EXERCISE PROMPT
Repeat the listing in full, word for word.

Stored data
◆ ◆ ◆ ◆ ◆ ◆ ◆

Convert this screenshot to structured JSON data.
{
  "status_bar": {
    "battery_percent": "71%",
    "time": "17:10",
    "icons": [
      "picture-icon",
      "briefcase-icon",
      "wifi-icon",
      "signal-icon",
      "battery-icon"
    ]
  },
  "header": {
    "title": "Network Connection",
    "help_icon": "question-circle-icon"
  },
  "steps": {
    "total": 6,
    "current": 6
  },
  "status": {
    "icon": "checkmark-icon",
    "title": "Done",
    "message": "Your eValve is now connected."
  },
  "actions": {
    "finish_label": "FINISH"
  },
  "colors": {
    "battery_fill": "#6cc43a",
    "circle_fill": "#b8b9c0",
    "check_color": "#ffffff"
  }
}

◆ ◆ ◆ ◆ ◆ ◆ ◆

FINAL RESULT
Convert this screenshot to structured JSON data.
{
  "status_bar": {
    "battery_percent": "71%",
    "time": "17:10",
    "icons": [
      "picture-icon",
      "briefcase-icon",
      "wifi-icon",
      "signal-icon",
      "battery-icon"
    ]
  },
  "header": {
    "title": "Network Connection",
    "help_icon": "question-circle-icon"
  },
  "steps": {
    "total": 6,
    "current": 6
  },
  "status": {
    "icon": "checkmark-icon",
    "title": "Done",
    "message": "Your eValve is now connected."
  },
  "actions": {
    "finish_label": "FINISH"
  },
  "colors": {
    "battery_fill": "#6cc43a",
    "circle_fill": "#b8b9c0",
    "check_color": "#ffffff"
  }
}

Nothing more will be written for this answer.